● **What to produce**
Look for "Transcribe" in the listing below. Gather each line that contains it.

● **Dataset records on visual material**
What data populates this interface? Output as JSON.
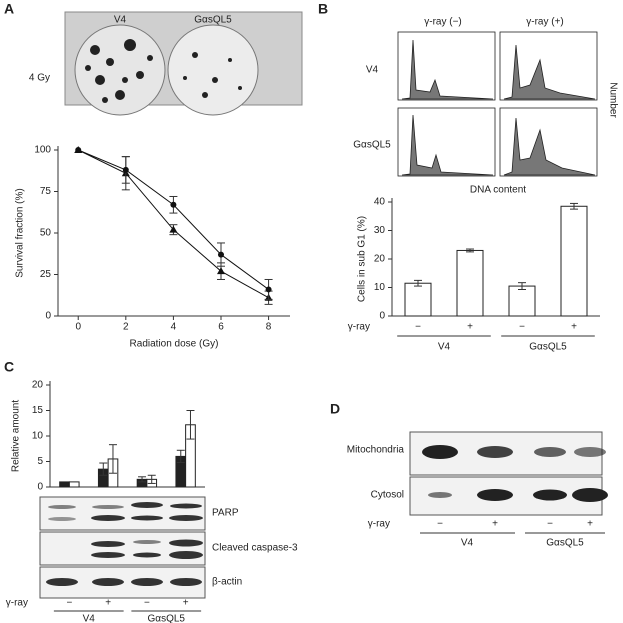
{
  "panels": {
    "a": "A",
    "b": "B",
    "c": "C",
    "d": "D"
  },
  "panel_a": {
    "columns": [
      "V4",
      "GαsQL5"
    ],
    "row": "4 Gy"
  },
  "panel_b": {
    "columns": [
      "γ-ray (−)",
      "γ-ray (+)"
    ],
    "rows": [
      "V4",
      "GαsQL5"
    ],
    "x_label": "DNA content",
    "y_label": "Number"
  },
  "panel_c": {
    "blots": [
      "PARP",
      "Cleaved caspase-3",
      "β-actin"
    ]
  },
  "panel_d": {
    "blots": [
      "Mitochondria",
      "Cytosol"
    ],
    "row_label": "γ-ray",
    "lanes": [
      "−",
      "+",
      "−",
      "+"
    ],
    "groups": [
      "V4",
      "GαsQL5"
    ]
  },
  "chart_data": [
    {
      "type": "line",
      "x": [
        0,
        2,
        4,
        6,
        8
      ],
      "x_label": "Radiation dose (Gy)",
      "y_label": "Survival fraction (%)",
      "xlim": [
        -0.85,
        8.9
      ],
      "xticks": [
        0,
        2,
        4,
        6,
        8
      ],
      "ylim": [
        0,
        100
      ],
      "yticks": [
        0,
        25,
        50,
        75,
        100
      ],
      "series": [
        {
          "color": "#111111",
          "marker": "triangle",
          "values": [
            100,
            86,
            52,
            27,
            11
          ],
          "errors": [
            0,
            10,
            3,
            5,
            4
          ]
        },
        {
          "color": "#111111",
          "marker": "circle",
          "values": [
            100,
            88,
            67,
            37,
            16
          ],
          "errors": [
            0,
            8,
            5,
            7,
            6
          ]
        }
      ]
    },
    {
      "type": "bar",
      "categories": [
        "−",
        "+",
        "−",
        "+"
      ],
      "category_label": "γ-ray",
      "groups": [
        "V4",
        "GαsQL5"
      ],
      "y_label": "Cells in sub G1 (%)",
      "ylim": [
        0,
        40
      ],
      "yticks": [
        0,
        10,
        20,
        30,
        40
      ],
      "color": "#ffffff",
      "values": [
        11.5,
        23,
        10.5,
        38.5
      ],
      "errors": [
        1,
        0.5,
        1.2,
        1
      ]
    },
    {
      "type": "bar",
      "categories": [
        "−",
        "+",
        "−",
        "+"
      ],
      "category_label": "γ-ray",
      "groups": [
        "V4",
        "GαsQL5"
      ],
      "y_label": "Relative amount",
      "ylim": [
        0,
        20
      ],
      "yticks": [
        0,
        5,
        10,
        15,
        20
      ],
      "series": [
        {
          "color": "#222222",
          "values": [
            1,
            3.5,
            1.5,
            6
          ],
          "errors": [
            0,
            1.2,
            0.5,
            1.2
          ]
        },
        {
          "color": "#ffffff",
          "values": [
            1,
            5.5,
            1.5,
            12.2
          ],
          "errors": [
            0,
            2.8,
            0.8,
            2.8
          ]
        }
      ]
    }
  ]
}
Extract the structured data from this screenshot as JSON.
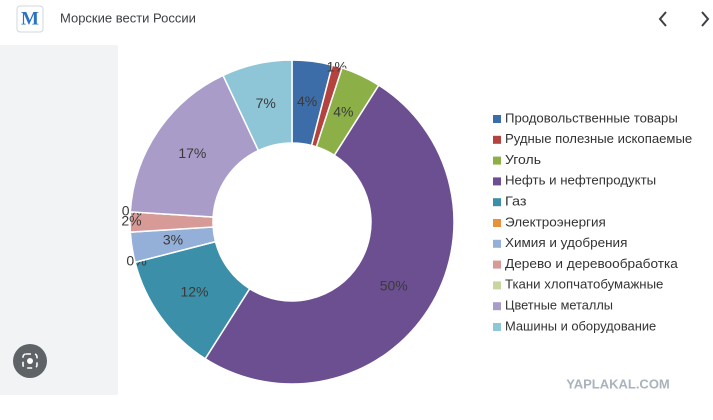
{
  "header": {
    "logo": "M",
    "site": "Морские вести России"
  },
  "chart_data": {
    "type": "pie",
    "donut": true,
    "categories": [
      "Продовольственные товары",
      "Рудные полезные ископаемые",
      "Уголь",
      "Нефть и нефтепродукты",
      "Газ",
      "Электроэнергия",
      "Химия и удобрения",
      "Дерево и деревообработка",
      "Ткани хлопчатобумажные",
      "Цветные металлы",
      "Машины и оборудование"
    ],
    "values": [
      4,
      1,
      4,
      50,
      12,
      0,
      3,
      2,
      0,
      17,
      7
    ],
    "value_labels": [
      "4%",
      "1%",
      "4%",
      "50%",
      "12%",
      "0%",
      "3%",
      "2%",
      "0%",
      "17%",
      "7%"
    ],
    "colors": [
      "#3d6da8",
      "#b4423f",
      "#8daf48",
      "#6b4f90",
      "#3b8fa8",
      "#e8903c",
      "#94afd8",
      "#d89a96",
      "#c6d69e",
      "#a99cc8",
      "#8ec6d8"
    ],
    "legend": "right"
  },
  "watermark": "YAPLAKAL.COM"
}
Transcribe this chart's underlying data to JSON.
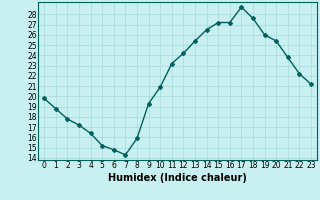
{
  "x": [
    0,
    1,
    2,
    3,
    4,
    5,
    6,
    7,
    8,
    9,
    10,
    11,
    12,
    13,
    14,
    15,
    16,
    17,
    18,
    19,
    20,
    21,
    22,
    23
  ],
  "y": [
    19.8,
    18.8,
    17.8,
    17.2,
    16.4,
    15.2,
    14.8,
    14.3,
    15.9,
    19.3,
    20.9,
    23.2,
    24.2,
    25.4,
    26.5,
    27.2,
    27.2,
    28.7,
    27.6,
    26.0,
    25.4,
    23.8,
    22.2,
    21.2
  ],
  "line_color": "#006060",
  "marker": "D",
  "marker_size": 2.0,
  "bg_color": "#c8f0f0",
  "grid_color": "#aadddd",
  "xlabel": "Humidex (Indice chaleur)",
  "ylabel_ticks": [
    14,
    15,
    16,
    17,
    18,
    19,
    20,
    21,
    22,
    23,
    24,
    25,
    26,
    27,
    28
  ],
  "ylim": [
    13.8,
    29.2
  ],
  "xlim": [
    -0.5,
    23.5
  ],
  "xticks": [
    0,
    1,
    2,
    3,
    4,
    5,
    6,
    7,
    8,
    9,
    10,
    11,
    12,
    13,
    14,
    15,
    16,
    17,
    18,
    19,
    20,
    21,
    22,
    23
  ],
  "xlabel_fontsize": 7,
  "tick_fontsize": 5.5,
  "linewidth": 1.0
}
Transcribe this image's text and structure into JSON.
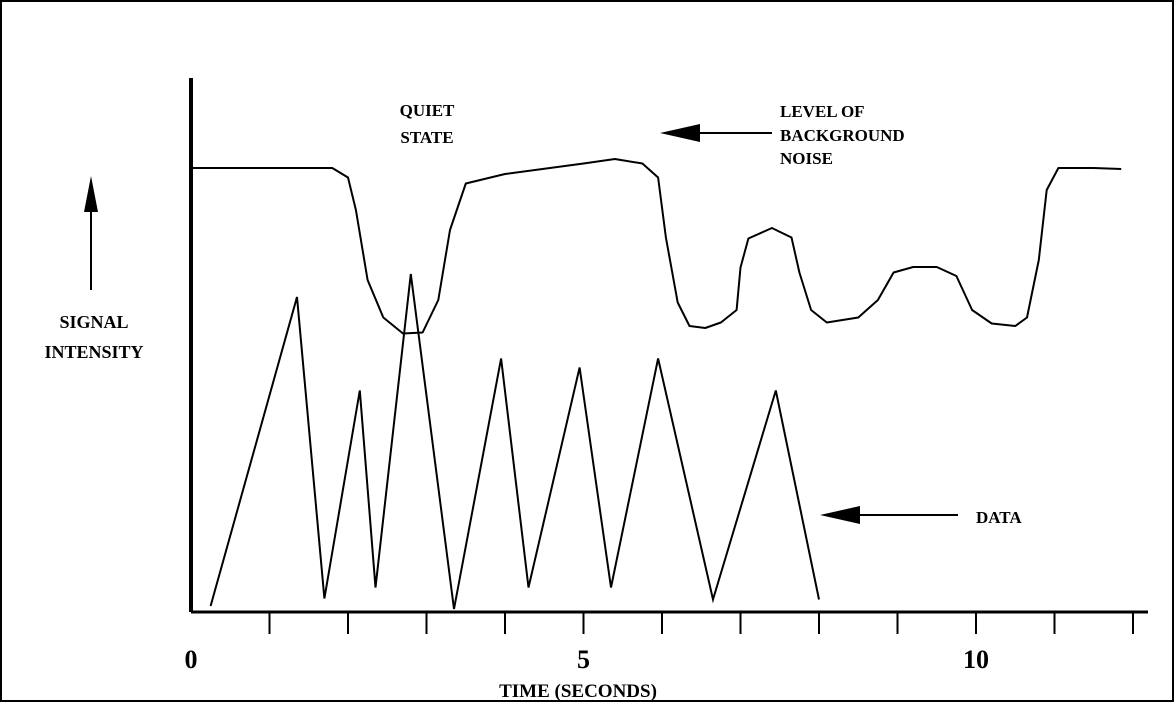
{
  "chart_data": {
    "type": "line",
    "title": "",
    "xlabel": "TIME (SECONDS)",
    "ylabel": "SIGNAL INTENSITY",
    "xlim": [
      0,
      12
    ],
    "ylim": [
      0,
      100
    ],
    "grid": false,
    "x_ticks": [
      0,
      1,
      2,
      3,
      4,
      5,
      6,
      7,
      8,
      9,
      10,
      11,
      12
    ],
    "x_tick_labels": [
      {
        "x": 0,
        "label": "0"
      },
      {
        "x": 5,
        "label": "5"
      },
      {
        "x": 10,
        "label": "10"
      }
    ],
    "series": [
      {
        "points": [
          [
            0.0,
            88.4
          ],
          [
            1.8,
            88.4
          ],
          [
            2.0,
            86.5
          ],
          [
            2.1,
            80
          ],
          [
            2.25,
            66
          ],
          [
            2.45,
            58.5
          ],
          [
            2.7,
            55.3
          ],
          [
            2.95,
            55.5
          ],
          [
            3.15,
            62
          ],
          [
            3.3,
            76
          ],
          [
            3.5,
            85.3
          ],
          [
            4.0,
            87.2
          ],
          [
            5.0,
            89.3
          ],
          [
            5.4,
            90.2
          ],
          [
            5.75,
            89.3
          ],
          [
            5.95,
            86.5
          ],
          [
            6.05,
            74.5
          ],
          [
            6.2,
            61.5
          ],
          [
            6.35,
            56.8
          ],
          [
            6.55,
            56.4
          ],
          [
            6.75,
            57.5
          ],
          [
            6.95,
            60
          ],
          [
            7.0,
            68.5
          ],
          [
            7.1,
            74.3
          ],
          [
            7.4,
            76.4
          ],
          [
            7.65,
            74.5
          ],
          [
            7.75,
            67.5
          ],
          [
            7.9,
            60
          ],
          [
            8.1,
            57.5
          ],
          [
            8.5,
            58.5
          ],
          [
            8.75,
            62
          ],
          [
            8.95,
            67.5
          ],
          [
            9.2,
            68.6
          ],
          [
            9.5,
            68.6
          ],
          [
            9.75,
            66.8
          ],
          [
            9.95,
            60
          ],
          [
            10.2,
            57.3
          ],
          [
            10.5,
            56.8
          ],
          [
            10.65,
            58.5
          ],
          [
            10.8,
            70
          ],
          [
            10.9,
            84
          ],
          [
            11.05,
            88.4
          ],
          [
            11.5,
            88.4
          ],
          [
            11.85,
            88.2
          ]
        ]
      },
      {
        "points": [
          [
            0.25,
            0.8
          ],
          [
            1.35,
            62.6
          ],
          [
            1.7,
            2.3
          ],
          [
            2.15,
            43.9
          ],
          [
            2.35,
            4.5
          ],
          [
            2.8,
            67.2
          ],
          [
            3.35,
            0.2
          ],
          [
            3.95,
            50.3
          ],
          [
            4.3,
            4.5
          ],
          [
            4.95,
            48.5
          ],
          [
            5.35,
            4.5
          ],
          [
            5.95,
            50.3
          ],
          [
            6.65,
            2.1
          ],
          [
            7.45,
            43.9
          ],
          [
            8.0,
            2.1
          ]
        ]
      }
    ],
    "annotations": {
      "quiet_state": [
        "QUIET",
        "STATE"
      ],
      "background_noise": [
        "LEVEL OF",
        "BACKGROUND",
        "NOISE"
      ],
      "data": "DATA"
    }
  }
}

● **Expected output**
Transcribe this chart's underlying data to JSON.
Transcribe this image's text and structure into JSON.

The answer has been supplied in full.